*Dataset entries*.

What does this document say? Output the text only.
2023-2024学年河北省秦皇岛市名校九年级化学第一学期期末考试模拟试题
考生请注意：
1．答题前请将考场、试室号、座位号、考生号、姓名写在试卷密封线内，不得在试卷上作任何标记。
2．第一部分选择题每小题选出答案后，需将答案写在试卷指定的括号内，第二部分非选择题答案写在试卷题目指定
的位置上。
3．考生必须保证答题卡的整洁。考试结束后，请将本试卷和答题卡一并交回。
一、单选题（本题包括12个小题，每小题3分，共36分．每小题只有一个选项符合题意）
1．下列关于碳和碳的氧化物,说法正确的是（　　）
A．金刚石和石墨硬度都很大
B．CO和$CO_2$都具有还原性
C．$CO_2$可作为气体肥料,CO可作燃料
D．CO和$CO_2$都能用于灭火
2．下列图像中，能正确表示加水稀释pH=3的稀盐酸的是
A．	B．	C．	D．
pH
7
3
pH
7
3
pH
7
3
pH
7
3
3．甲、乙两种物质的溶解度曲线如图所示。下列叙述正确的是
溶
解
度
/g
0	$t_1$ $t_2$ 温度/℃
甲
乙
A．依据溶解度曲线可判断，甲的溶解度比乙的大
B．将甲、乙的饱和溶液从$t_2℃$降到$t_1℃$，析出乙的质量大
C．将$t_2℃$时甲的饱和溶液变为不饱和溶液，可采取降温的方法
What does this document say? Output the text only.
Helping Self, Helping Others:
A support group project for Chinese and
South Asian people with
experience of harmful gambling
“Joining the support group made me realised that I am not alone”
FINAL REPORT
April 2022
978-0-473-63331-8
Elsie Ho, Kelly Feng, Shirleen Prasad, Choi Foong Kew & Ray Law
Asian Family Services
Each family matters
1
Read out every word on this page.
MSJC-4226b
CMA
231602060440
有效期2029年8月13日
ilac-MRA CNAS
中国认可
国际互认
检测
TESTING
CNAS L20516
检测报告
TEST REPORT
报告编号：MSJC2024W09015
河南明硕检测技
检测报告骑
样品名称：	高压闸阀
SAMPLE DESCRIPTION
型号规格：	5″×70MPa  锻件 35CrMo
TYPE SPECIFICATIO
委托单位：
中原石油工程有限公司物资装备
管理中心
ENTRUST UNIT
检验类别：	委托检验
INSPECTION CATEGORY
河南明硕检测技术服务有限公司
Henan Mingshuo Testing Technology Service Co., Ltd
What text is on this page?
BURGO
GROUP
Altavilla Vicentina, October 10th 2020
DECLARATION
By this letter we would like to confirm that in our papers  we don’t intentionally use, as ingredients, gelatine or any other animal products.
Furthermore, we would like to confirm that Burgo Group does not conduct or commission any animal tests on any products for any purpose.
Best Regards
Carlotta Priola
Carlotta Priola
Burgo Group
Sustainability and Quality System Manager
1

*REQUIRED WORK*. Copy all lines from the entries that contain the word "this".

*EXPECTED OUTPUT*.
What does this document say? Output the text only.
What does this document say? Output the text only.
Read out every word on this page.
What text is on this page?
By this letter we would like to confirm that in our papers  we don’t intentionally use, as ingredients, gelatine or any other animal products.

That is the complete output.